[What the task requires] Search the entries for the word "frac" and pull out each line that has it.
___ Provided records
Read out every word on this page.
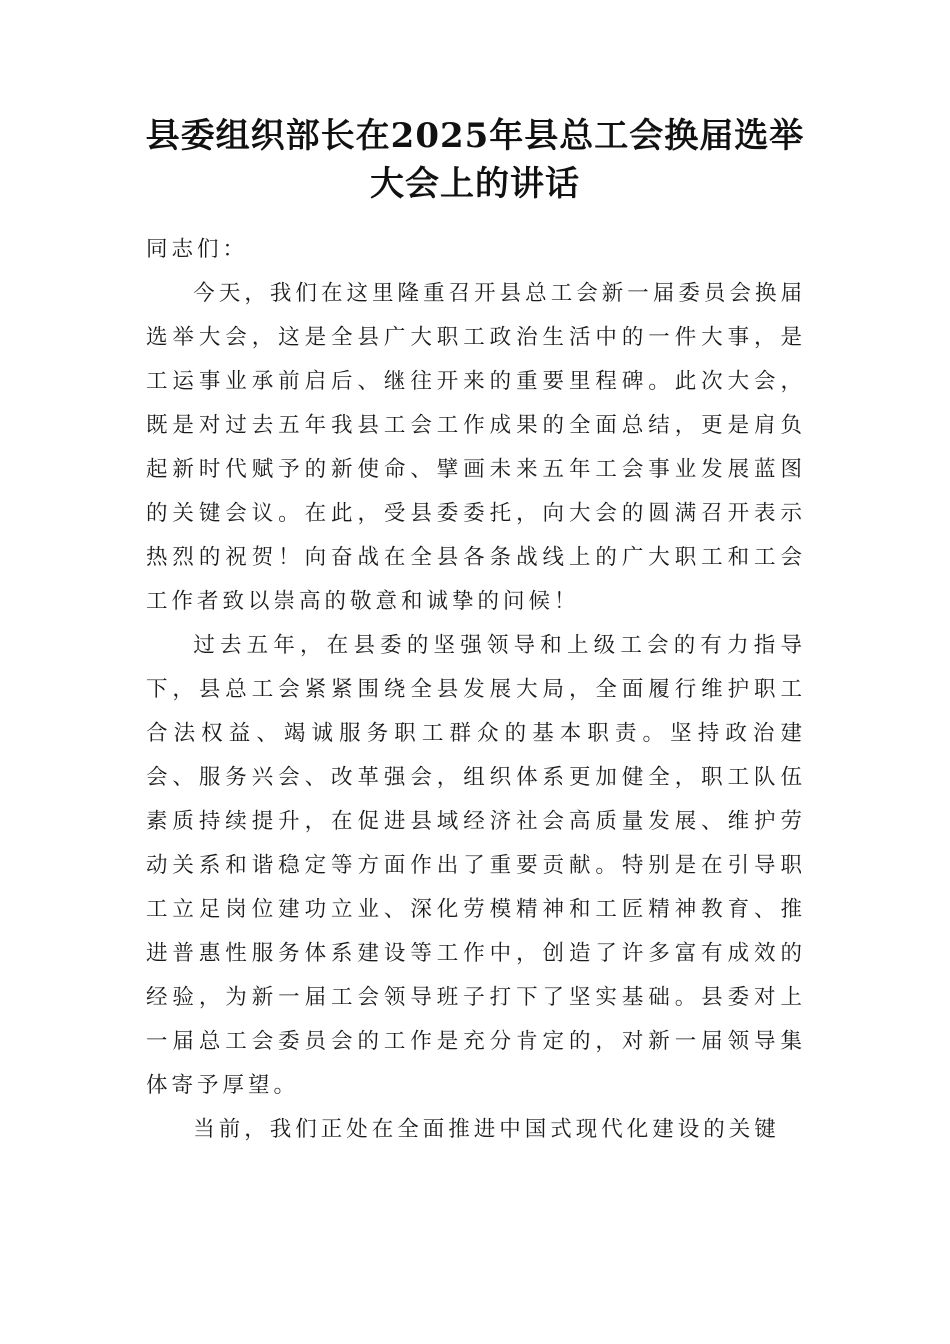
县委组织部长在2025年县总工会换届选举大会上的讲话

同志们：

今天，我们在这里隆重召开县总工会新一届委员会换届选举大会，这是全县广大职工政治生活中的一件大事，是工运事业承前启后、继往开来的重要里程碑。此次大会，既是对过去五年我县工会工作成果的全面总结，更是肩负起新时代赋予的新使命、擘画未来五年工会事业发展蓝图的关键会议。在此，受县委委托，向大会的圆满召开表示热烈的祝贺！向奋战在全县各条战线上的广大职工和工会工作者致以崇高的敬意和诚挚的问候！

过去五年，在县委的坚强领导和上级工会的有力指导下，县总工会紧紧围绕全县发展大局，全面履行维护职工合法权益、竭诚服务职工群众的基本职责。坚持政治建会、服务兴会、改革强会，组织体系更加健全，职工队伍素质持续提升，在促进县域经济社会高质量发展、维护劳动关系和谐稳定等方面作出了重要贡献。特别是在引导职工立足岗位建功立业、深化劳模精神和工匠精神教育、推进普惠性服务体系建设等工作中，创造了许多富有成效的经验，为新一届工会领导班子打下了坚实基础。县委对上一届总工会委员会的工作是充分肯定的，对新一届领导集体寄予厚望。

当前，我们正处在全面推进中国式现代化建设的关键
______
___ Provided records
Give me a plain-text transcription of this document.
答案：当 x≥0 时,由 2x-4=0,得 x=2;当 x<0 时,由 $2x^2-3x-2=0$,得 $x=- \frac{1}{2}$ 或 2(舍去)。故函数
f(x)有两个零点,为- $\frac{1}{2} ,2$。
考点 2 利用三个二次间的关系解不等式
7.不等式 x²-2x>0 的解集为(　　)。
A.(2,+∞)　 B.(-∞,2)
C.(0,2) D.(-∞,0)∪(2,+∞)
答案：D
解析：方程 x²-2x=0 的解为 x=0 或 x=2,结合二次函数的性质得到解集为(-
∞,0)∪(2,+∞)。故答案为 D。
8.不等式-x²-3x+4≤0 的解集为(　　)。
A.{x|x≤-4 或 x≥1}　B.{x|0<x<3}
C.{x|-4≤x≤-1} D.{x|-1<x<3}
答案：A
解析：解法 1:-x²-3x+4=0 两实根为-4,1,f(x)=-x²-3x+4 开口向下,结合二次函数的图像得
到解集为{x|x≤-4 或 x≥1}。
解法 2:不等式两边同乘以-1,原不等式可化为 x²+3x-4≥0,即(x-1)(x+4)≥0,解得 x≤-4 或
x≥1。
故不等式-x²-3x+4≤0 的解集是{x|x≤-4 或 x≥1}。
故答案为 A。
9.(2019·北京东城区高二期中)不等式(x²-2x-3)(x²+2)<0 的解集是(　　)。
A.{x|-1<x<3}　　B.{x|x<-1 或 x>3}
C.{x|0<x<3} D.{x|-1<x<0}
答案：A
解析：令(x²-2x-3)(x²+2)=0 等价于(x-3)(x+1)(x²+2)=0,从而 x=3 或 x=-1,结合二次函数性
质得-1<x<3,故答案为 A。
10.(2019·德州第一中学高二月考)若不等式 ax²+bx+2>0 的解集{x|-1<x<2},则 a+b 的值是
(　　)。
______
___ Provided records
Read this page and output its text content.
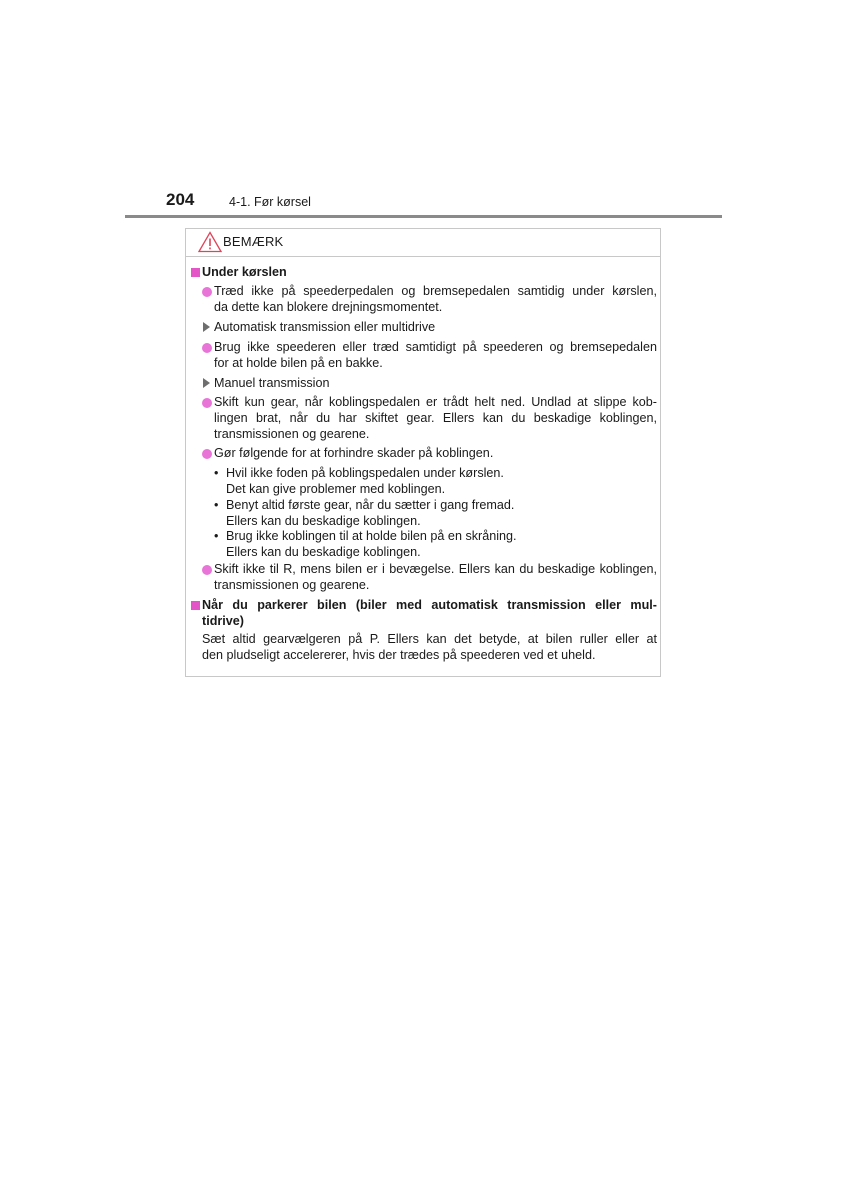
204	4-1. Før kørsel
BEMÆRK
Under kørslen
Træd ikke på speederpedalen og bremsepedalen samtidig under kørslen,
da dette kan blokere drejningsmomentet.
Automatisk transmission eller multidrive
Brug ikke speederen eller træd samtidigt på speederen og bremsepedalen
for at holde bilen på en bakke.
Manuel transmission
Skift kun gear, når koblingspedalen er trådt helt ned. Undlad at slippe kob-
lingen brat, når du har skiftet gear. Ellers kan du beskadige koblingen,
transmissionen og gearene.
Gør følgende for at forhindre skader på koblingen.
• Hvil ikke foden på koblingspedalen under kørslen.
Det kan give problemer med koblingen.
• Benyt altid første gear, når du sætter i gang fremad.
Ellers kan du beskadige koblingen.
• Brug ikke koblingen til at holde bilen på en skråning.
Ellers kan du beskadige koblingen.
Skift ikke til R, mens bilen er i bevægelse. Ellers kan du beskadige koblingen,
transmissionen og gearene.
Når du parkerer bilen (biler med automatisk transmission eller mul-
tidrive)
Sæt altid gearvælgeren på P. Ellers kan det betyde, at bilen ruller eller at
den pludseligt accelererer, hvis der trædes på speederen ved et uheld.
______
[Complete answer]
答案：当 x≥0 时,由 2x-4=0,得 x=2;当 x<0 时,由 $2x^2-3x-2=0$,得 $x=- \frac{1}{2}$ 或 2(舍去)。故函数
f(x)有两个零点,为- $\frac{1}{2} ,2$。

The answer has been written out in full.